▶ [What to do]: Copy all the entries below exactly, but not the pictures.

- - -

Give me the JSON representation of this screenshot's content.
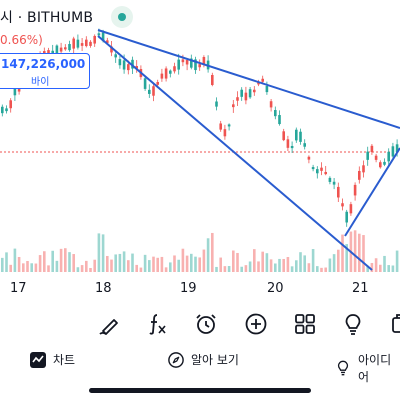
{
  "header": {
    "title": "시 · BITHUMB",
    "change": "0.66%)"
  },
  "price_label": {
    "value": "147,226,000",
    "label": "바이"
  },
  "x_axis": {
    "days": [
      "17",
      "18",
      "19",
      "20",
      "21"
    ]
  },
  "toolbar": {
    "tools": [
      {
        "icon": "brush-icon"
      },
      {
        "icon": "formula-icon"
      },
      {
        "icon": "alarm-icon"
      },
      {
        "icon": "add-circle-icon"
      },
      {
        "icon": "grid-icon"
      },
      {
        "icon": "lightbulb-icon"
      },
      {
        "icon": "more-icon"
      }
    ]
  },
  "bottom_nav": {
    "chart_label": "차트",
    "explore_label": "알아 보기",
    "ideas_label": "아이디어"
  },
  "colors": {
    "up": "#26a69a",
    "down": "#ef5350",
    "trendline": "#2a5ccf",
    "accent": "#2962ff"
  }
}
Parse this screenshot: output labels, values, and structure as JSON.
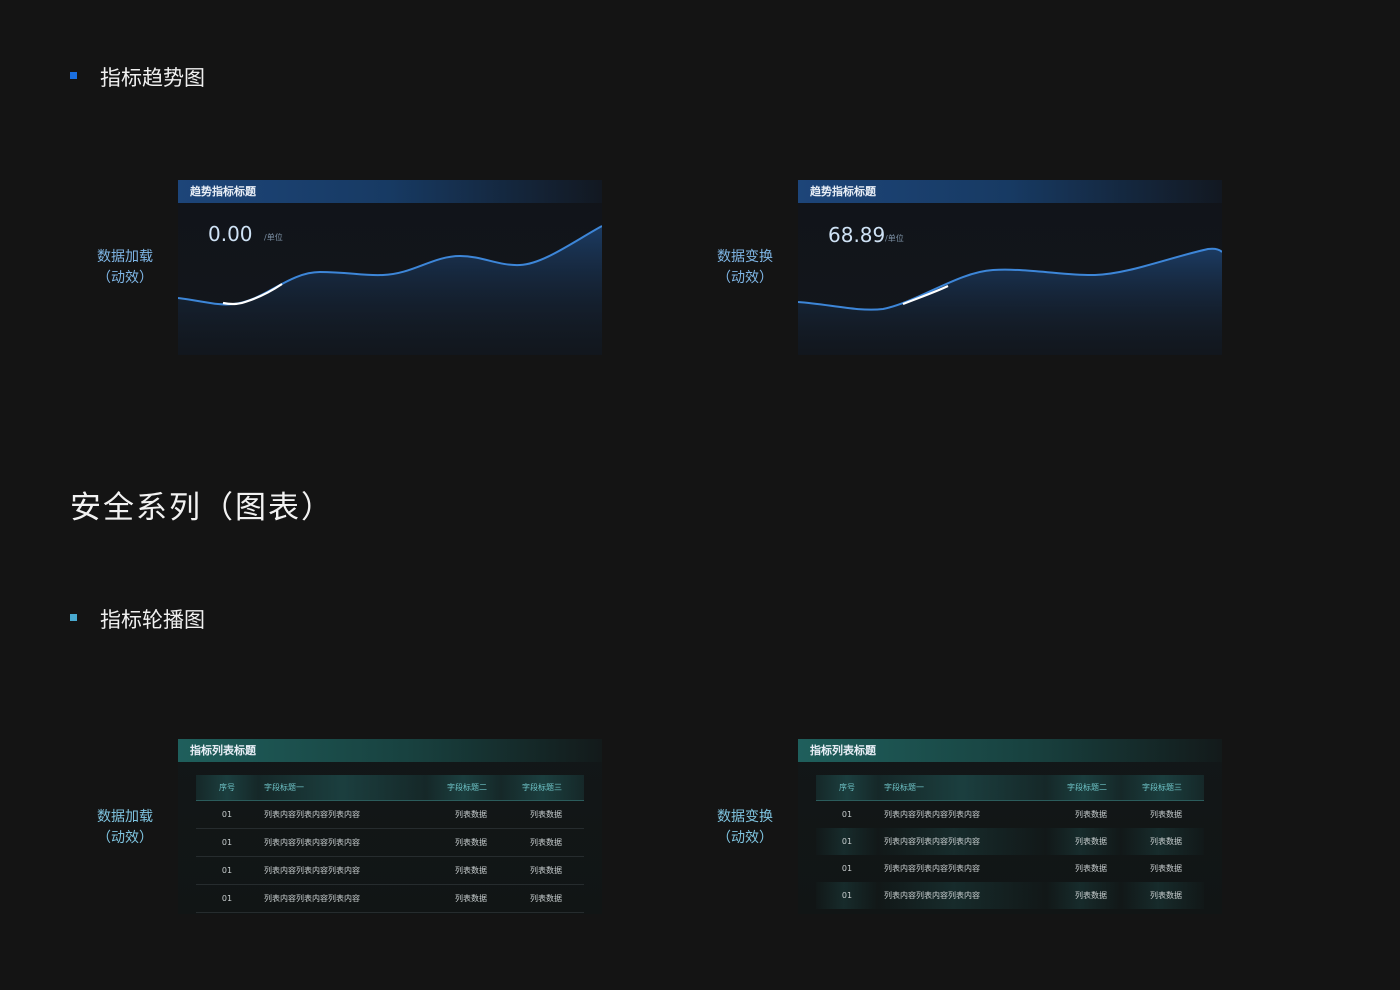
{
  "section_trend": {
    "title": "指标趋势图",
    "bullet_color": "#1a6fe0"
  },
  "series_title": "安全系列（图表）",
  "section_carousel": {
    "title": "指标轮播图",
    "bullet_color": "#49a9cf"
  },
  "trend_cards": [
    {
      "side_label_1": "数据加载",
      "side_label_2": "（动效）",
      "header": "趋势指标标题",
      "value": "0.00",
      "unit": "/单位"
    },
    {
      "side_label_1": "数据变换",
      "side_label_2": "（动效）",
      "header": "趋势指标标题",
      "value": "68.89",
      "unit": "/单位"
    }
  ],
  "table_cards": [
    {
      "side_label_1": "数据加载",
      "side_label_2": "（动效）",
      "header": "指标列表标题",
      "columns": [
        "序号",
        "字段标题一",
        "字段标题二",
        "字段标题三"
      ],
      "rows": [
        [
          "01",
          "列表内容列表内容列表内容",
          "列表数据",
          "列表数据"
        ],
        [
          "01",
          "列表内容列表内容列表内容",
          "列表数据",
          "列表数据"
        ],
        [
          "01",
          "列表内容列表内容列表内容",
          "列表数据",
          "列表数据"
        ],
        [
          "01",
          "列表内容列表内容列表内容",
          "列表数据",
          "列表数据"
        ]
      ]
    },
    {
      "side_label_1": "数据变换",
      "side_label_2": "（动效）",
      "header": "指标列表标题",
      "columns": [
        "序号",
        "字段标题一",
        "字段标题二",
        "字段标题三"
      ],
      "rows": [
        [
          "01",
          "列表内容列表内容列表内容",
          "列表数据",
          "列表数据"
        ],
        [
          "01",
          "列表内容列表内容列表内容",
          "列表数据",
          "列表数据"
        ],
        [
          "01",
          "列表内容列表内容列表内容",
          "列表数据",
          "列表数据"
        ],
        [
          "01",
          "列表内容列表内容列表内容",
          "列表数据",
          "列表数据"
        ]
      ]
    }
  ],
  "colors": {
    "line": "#3d86d8",
    "highlight": "#ffffff",
    "teal_header": "#1f5f5c",
    "blue_header": "#1d4579"
  }
}
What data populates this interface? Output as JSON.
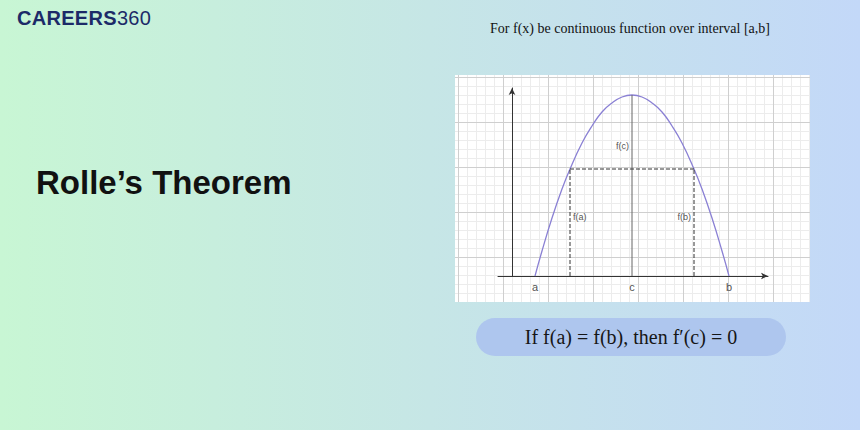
{
  "header": {
    "brand": [
      "CAREERS",
      "360"
    ]
  },
  "title": "Rolle’s Theorem",
  "caption": "For f(x) be continuous function over interval [a,b]",
  "formula": "If f(a) = f(b), then f′(c) = 0",
  "chart_data": {
    "type": "line",
    "x": [
      2.3,
      3,
      4,
      5,
      5.8,
      7,
      8,
      9,
      10,
      11,
      12,
      13,
      14,
      15,
      16,
      17,
      18.2,
      19,
      20,
      21,
      21.7
    ],
    "values": [
      0,
      2.5,
      5.8,
      8.7,
      10.7,
      13.3,
      15.0,
      16.4,
      17.3,
      17.9,
      18.1,
      17.9,
      17.3,
      16.4,
      15.0,
      13.3,
      10.7,
      8.7,
      5.8,
      2.5,
      0
    ],
    "color": "#8a80d4",
    "xlim": [
      -1.4,
      25.6
    ],
    "ylim": [
      0,
      18.8
    ],
    "tick_labels": false,
    "grid": true,
    "points": [
      {
        "label": "a",
        "x": 2.3
      },
      {
        "label": "c",
        "x": 12
      },
      {
        "label": "b",
        "x": 21.7
      }
    ],
    "guides": [
      {
        "label": "f(a)",
        "x": 5.8,
        "y": 10.7,
        "line_style": "dashed"
      },
      {
        "label": "f(c)",
        "x": 12,
        "y": 18.1,
        "line_style": "solid"
      },
      {
        "label": "f(b)",
        "x": 18.2,
        "y": 10.7,
        "line_style": "dashed"
      }
    ]
  }
}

- - -

▶ [Correct response]:
Give me the JSON representation of this screenshot's content.
{
  "header": {
    "title": "시 · BITHUMB",
    "change": "0.66%)"
  },
  "price_label": {
    "value": "147,226,000",
    "label": "바이"
  },
  "x_axis": {
    "days": [
      "17",
      "18",
      "19",
      "20",
      "21"
    ]
  },
  "toolbar": {
    "tools": [
      {
        "icon": "brush-icon"
      },
      {
        "icon": "formula-icon"
      },
      {
        "icon": "alarm-icon"
      },
      {
        "icon": "add-circle-icon"
      },
      {
        "icon": "grid-icon"
      },
      {
        "icon": "lightbulb-icon"
      },
      {
        "icon": "more-icon"
      }
    ]
  },
  "bottom_nav": {
    "chart_label": "차트",
    "explore_label": "알아 보기",
    "ideas_label": "아이디어"
  },
  "colors": {
    "up": "#26a69a",
    "down": "#ef5350",
    "trendline": "#2a5ccf",
    "accent": "#2962ff"
  }
}
Parse this screenshot: output labels, values, and structure as JSON.
{
  "section_trend": {
    "title": "指标趋势图",
    "bullet_color": "#1a6fe0"
  },
  "series_title": "安全系列（图表）",
  "section_carousel": {
    "title": "指标轮播图",
    "bullet_color": "#49a9cf"
  },
  "trend_cards": [
    {
      "side_label_1": "数据加载",
      "side_label_2": "（动效）",
      "header": "趋势指标标题",
      "value": "0.00",
      "unit": "/单位"
    },
    {
      "side_label_1": "数据变换",
      "side_label_2": "（动效）",
      "header": "趋势指标标题",
      "value": "68.89",
      "unit": "/单位"
    }
  ],
  "table_cards": [
    {
      "side_label_1": "数据加载",
      "side_label_2": "（动效）",
      "header": "指标列表标题",
      "columns": [
        "序号",
        "字段标题一",
        "字段标题二",
        "字段标题三"
      ],
      "rows": [
        [
          "01",
          "列表内容列表内容列表内容",
          "列表数据",
          "列表数据"
        ],
        [
          "01",
          "列表内容列表内容列表内容",
          "列表数据",
          "列表数据"
        ],
        [
          "01",
          "列表内容列表内容列表内容",
          "列表数据",
          "列表数据"
        ],
        [
          "01",
          "列表内容列表内容列表内容",
          "列表数据",
          "列表数据"
        ]
      ]
    },
    {
      "side_label_1": "数据变换",
      "side_label_2": "（动效）",
      "header": "指标列表标题",
      "columns": [
        "序号",
        "字段标题一",
        "字段标题二",
        "字段标题三"
      ],
      "rows": [
        [
          "01",
          "列表内容列表内容列表内容",
          "列表数据",
          "列表数据"
        ],
        [
          "01",
          "列表内容列表内容列表内容",
          "列表数据",
          "列表数据"
        ],
        [
          "01",
          "列表内容列表内容列表内容",
          "列表数据",
          "列表数据"
        ],
        [
          "01",
          "列表内容列表内容列表内容",
          "列表数据",
          "列表数据"
        ]
      ]
    }
  ],
  "colors": {
    "line": "#3d86d8",
    "highlight": "#ffffff",
    "teal_header": "#1f5f5c",
    "blue_header": "#1d4579"
  }
}
What data populates this interface? Output as JSON.
{
  "header": {
    "brand": [
      "CAREERS",
      "360"
    ]
  },
  "title": "Rolle’s Theorem",
  "caption": "For f(x) be continuous function over interval [a,b]",
  "formula": "If f(a) = f(b), then f′(c) = 0",
  "chart_data": {
    "type": "line",
    "x": [
      2.3,
      3,
      4,
      5,
      5.8,
      7,
      8,
      9,
      10,
      11,
      12,
      13,
      14,
      15,
      16,
      17,
      18.2,
      19,
      20,
      21,
      21.7
    ],
    "values": [
      0,
      2.5,
      5.8,
      8.7,
      10.7,
      13.3,
      15.0,
      16.4,
      17.3,
      17.9,
      18.1,
      17.9,
      17.3,
      16.4,
      15.0,
      13.3,
      10.7,
      8.7,
      5.8,
      2.5,
      0
    ],
    "color": "#8a80d4",
    "xlim": [
      -1.4,
      25.6
    ],
    "ylim": [
      0,
      18.8
    ],
    "tick_labels": false,
    "grid": true,
    "points": [
      {
        "label": "a",
        "x": 2.3
      },
      {
        "label": "c",
        "x": 12
      },
      {
        "label": "b",
        "x": 21.7
      }
    ],
    "guides": [
      {
        "label": "f(a)",
        "x": 5.8,
        "y": 10.7,
        "line_style": "dashed"
      },
      {
        "label": "f(c)",
        "x": 12,
        "y": 18.1,
        "line_style": "solid"
      },
      {
        "label": "f(b)",
        "x": 18.2,
        "y": 10.7,
        "line_style": "dashed"
      }
    ]
  }
}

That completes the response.